BRIEF
State how many lines include "visible", giving the number by itself.

GIVEN DATA
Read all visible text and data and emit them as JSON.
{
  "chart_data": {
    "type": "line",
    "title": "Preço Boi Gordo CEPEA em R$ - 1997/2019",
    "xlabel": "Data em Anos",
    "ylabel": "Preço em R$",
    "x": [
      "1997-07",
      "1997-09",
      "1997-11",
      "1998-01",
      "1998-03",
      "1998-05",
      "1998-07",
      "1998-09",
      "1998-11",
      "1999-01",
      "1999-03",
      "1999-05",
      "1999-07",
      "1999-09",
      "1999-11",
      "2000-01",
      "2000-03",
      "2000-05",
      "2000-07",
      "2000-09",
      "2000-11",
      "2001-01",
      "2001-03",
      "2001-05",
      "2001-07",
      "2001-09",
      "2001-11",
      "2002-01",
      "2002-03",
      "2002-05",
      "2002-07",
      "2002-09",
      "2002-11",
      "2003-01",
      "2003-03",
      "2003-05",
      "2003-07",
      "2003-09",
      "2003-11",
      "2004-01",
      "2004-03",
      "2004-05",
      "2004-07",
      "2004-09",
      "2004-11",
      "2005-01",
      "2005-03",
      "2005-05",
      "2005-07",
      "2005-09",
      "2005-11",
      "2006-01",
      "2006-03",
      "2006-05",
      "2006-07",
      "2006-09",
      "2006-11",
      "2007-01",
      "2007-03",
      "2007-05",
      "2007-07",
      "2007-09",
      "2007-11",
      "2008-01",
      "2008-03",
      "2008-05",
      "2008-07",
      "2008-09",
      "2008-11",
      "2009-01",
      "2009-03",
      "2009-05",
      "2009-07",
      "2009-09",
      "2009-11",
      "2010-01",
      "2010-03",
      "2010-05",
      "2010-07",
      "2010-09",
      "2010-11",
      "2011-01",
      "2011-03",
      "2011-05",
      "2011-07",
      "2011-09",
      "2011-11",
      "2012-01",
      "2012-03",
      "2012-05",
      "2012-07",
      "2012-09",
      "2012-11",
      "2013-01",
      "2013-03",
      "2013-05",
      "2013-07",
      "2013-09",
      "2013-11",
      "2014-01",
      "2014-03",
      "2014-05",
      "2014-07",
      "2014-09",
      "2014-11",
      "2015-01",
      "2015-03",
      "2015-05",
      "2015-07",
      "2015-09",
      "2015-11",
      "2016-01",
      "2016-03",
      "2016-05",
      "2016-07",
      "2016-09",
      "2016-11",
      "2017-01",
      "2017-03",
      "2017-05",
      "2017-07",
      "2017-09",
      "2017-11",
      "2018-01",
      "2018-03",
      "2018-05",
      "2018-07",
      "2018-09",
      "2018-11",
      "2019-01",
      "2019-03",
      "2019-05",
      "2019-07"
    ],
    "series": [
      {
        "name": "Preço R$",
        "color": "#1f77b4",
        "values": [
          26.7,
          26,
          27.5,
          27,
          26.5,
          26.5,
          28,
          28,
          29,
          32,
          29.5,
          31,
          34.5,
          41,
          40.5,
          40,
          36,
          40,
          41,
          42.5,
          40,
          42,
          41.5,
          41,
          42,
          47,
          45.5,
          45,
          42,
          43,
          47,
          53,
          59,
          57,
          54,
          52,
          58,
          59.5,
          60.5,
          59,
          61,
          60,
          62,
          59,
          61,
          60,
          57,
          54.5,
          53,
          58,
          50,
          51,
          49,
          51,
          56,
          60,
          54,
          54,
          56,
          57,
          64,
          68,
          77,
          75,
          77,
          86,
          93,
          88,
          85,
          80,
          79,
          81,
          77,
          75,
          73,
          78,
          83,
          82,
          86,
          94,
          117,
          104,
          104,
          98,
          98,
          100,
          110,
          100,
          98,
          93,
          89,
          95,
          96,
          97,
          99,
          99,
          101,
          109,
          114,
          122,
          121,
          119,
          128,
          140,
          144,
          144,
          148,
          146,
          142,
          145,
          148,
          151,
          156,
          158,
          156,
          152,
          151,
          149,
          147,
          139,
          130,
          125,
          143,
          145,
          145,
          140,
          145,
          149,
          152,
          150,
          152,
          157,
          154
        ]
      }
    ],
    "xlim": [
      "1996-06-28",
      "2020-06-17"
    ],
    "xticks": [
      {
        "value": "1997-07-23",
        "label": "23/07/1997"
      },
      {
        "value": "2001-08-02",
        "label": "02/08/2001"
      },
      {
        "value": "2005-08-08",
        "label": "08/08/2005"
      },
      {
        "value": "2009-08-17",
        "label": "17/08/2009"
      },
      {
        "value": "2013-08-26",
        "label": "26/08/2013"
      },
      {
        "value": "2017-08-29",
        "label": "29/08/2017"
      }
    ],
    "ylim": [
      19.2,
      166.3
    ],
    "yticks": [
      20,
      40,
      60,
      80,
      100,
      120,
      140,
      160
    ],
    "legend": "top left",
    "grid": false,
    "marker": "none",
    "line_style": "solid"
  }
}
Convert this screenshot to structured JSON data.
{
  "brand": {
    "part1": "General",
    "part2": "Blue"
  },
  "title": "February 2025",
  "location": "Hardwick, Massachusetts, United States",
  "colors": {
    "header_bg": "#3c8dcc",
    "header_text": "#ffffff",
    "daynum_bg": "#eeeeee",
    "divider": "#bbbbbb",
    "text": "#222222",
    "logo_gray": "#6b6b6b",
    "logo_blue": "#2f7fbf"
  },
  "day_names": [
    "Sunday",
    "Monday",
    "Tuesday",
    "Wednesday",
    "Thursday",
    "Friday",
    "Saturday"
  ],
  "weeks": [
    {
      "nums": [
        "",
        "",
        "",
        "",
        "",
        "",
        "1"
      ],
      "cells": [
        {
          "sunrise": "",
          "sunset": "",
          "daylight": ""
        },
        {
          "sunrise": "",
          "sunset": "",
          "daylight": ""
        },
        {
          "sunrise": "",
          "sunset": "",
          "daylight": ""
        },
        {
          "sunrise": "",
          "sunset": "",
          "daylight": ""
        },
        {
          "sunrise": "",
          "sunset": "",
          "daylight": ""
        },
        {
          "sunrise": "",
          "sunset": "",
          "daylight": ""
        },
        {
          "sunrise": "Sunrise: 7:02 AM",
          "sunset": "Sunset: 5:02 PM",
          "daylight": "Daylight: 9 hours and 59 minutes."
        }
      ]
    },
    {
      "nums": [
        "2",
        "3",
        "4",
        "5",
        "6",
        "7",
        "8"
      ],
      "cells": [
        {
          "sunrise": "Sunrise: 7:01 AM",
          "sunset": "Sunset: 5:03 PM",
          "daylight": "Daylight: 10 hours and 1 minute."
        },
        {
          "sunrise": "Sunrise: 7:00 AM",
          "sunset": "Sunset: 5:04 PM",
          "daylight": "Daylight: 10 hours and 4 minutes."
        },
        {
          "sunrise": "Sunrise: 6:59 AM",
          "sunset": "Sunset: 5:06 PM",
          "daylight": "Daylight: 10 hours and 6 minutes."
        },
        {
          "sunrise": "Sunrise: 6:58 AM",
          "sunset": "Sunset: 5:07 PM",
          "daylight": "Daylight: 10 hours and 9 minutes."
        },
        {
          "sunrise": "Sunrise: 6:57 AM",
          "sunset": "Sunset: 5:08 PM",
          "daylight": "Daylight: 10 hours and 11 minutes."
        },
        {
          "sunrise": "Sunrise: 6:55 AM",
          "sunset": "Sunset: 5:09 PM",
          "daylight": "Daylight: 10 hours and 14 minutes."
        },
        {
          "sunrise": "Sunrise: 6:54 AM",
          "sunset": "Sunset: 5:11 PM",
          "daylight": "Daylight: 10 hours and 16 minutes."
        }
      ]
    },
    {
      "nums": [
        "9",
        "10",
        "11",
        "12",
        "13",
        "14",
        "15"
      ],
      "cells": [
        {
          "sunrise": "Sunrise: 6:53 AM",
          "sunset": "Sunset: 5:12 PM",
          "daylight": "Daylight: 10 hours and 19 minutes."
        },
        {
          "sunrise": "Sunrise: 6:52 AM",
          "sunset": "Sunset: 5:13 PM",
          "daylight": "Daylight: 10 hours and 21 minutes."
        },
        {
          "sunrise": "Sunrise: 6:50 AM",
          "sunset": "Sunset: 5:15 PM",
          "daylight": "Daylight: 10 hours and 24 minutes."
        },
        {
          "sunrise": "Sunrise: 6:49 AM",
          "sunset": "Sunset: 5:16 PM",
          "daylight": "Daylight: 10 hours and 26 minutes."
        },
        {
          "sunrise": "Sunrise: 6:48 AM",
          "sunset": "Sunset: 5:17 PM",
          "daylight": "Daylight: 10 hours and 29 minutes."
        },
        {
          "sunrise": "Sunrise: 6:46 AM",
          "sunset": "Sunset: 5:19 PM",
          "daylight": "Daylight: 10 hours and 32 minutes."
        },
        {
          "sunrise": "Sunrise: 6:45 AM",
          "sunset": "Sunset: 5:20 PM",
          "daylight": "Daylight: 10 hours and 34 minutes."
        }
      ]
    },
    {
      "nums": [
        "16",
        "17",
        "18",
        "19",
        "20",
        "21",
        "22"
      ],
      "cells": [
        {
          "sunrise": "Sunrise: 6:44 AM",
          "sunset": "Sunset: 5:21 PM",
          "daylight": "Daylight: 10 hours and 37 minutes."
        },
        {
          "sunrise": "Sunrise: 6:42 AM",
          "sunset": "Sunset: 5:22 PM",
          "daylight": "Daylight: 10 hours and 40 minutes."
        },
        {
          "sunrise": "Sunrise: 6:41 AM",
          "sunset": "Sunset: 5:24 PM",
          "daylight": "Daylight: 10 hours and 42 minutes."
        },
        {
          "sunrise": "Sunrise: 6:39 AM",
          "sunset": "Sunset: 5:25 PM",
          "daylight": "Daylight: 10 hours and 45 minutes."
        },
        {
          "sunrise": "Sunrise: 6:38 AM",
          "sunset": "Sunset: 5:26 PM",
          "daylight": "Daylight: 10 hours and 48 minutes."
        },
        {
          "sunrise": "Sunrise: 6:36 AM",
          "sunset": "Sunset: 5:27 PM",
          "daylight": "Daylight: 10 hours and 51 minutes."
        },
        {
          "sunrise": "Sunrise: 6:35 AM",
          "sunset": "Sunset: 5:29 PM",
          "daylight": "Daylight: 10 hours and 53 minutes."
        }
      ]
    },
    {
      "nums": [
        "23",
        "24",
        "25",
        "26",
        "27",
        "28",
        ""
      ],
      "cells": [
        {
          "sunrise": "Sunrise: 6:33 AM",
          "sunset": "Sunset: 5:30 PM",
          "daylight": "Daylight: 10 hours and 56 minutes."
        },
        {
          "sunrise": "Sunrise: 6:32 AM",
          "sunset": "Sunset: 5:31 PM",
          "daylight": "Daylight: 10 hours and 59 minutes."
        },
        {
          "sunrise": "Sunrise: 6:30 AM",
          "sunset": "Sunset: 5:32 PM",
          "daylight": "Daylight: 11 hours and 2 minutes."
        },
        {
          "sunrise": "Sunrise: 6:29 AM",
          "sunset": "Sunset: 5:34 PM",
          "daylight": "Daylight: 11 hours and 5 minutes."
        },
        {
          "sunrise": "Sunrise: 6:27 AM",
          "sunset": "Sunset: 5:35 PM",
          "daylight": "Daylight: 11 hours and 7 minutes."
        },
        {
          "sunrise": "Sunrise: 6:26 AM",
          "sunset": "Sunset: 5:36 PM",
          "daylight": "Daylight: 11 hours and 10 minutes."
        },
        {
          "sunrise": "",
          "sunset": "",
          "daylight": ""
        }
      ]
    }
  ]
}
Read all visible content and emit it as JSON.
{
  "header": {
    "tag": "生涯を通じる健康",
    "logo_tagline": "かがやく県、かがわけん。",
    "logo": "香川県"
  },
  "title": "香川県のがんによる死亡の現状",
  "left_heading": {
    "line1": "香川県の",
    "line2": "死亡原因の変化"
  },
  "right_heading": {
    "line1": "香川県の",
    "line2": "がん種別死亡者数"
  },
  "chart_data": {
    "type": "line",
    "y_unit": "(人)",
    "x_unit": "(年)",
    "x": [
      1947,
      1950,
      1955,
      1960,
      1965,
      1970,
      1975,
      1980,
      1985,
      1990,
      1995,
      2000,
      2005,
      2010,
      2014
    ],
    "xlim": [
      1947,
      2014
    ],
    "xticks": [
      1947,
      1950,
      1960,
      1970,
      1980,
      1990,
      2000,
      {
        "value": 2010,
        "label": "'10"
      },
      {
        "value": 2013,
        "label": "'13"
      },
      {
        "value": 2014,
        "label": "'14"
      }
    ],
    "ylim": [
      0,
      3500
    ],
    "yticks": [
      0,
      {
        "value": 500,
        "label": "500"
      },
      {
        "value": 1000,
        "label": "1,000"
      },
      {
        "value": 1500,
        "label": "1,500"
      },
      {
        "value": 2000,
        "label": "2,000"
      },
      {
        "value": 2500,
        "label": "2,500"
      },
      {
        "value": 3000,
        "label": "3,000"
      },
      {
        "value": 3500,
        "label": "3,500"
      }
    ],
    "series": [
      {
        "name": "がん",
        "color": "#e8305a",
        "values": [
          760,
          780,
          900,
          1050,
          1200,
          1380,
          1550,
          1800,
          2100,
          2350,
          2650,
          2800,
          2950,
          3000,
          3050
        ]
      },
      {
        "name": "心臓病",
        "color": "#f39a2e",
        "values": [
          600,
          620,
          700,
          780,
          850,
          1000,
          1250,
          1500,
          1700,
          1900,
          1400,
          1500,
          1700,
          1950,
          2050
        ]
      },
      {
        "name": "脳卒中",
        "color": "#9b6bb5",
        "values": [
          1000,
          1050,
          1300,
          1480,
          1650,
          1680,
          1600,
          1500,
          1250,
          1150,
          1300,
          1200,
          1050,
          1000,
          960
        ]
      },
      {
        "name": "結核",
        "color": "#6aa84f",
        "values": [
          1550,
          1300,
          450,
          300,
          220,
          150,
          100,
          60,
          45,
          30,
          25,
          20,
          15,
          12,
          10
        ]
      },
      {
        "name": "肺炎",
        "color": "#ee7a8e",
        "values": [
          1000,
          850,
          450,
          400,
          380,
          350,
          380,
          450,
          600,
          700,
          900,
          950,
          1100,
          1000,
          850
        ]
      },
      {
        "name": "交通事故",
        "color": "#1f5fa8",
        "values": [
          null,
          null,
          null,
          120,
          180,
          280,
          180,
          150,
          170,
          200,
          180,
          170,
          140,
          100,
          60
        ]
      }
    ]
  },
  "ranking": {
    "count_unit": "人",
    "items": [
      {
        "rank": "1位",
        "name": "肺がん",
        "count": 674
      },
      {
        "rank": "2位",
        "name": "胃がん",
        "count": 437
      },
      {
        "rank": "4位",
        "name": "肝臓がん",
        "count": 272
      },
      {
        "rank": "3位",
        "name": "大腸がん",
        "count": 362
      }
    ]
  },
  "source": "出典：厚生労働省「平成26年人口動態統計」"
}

COMPLETE OUTPUT
2